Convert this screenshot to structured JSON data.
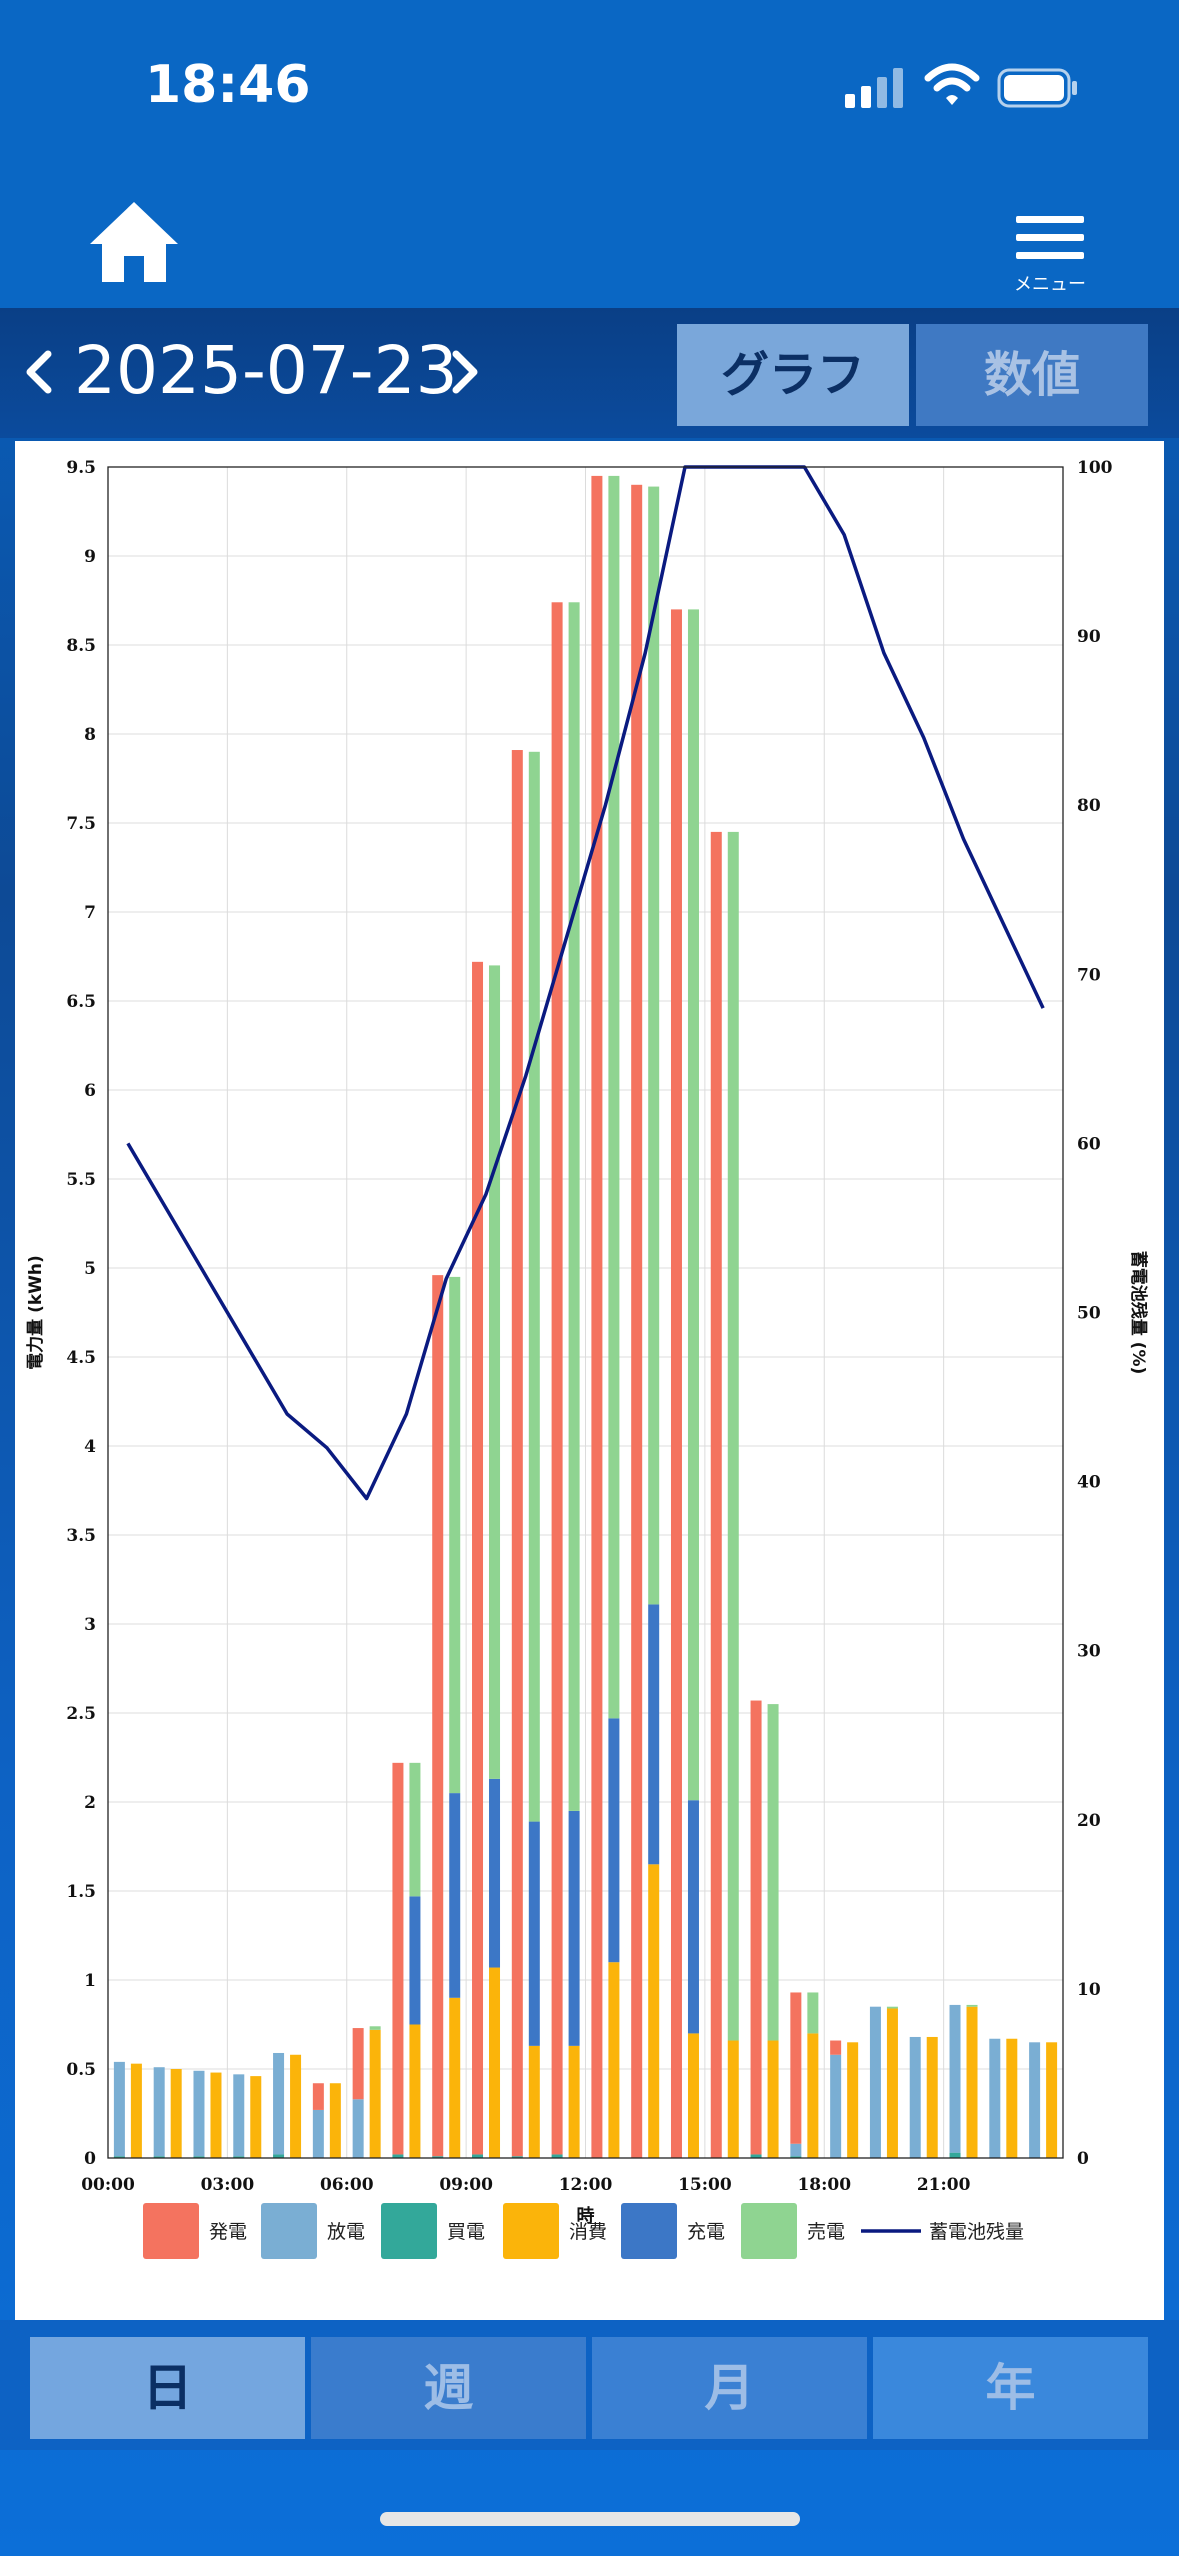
{
  "status_bar": {
    "time": "18:46",
    "icons": [
      "cellular-signal-icon",
      "wifi-icon",
      "battery-icon"
    ]
  },
  "nav": {
    "home_icon": "home-icon",
    "menu_label": "メニュー"
  },
  "date_bar": {
    "date": "2025-07-23",
    "prev_icon": "chevron-left-icon",
    "next_icon": "chevron-right-icon"
  },
  "view_toggle": {
    "graph": "グラフ",
    "numeric": "数値",
    "selected": "graph"
  },
  "period_tabs": {
    "day": "日",
    "week": "週",
    "month": "月",
    "year": "年",
    "selected": "day"
  },
  "chart_data": {
    "type": "bar",
    "xlabel": "時",
    "ylabel": "電力量 (kWh)",
    "y2label": "蓄電池残量 (%)",
    "ylim": [
      0,
      9.5
    ],
    "y2lim": [
      0,
      100
    ],
    "y_ticks": [
      "0",
      "0.5",
      "1",
      "1.5",
      "2",
      "2.5",
      "3",
      "3.5",
      "4",
      "4.5",
      "5",
      "5.5",
      "6",
      "6.5",
      "7",
      "7.5",
      "8",
      "8.5",
      "9",
      "9.5"
    ],
    "y2_ticks": [
      "0",
      "10",
      "20",
      "30",
      "40",
      "50",
      "60",
      "70",
      "80",
      "90",
      "100"
    ],
    "x_tick_labels": [
      "00:00",
      "03:00",
      "06:00",
      "09:00",
      "12:00",
      "15:00",
      "18:00",
      "21:00"
    ],
    "grid": true,
    "legend_position": "bottom",
    "colors": {
      "generation": "#f4735f",
      "discharge": "#7aaed3",
      "purchase": "#33a89a",
      "consumption": "#fbb40a",
      "charge": "#3c77c6",
      "sale": "#8fd491",
      "battery_level": "#0a1a80"
    },
    "legend": [
      {
        "key": "generation",
        "label": "発電"
      },
      {
        "key": "discharge",
        "label": "放電"
      },
      {
        "key": "purchase",
        "label": "買電"
      },
      {
        "key": "consumption",
        "label": "消費"
      },
      {
        "key": "charge",
        "label": "充電"
      },
      {
        "key": "sale",
        "label": "売電"
      },
      {
        "key": "battery_level",
        "label": "蓄電池残量"
      }
    ],
    "hours": [
      0,
      1,
      2,
      3,
      4,
      5,
      6,
      7,
      8,
      9,
      10,
      11,
      12,
      13,
      14,
      15,
      16,
      17,
      18,
      19,
      20,
      21,
      22,
      23
    ],
    "supply_series": {
      "generation": [
        0,
        0,
        0,
        0,
        0,
        0.15,
        0.4,
        2.2,
        4.95,
        6.7,
        7.9,
        8.72,
        9.45,
        9.4,
        8.7,
        7.45,
        2.55,
        0.85,
        0.08,
        0,
        0,
        0,
        0,
        0
      ],
      "discharge": [
        0.53,
        0.5,
        0.48,
        0.46,
        0.57,
        0.27,
        0.33,
        0,
        0,
        0,
        0,
        0,
        0,
        0,
        0,
        0,
        0,
        0.07,
        0.58,
        0.85,
        0.68,
        0.83,
        0.67,
        0.65
      ],
      "purchase": [
        0.01,
        0.01,
        0.01,
        0.01,
        0.02,
        0,
        0,
        0.02,
        0.01,
        0.02,
        0.01,
        0.02,
        0,
        0,
        0,
        0,
        0.02,
        0.01,
        0,
        0,
        0,
        0.03,
        0,
        0
      ]
    },
    "usage_series": {
      "consumption": [
        0.53,
        0.5,
        0.48,
        0.46,
        0.58,
        0.42,
        0.72,
        0.75,
        0.9,
        1.07,
        0.63,
        0.63,
        1.1,
        1.65,
        0.7,
        0.66,
        0.66,
        0.7,
        0.65,
        0.84,
        0.68,
        0.85,
        0.67,
        0.65
      ],
      "charge": [
        0,
        0,
        0,
        0,
        0,
        0,
        0,
        0.72,
        1.15,
        1.06,
        1.26,
        1.32,
        1.37,
        1.46,
        1.31,
        0,
        0,
        0,
        0,
        0,
        0,
        0,
        0,
        0
      ],
      "sale": [
        0,
        0,
        0,
        0,
        0,
        0,
        0.02,
        0.75,
        2.9,
        4.57,
        6.01,
        6.79,
        6.98,
        6.28,
        6.69,
        6.79,
        1.89,
        0.23,
        0,
        0.01,
        0,
        0.01,
        0,
        0
      ]
    },
    "battery_level": [
      60,
      56,
      52,
      48,
      44,
      42,
      39,
      44,
      52,
      57,
      64,
      72,
      80,
      89,
      100,
      100,
      100,
      100,
      96,
      89,
      84,
      78,
      73,
      68
    ]
  }
}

## AIM:
Report every line in the data above in which the word "discharge" appears.

## TASK OUTPUT:
      "discharge": "#7aaed3",
        "key": "discharge",
      "discharge": [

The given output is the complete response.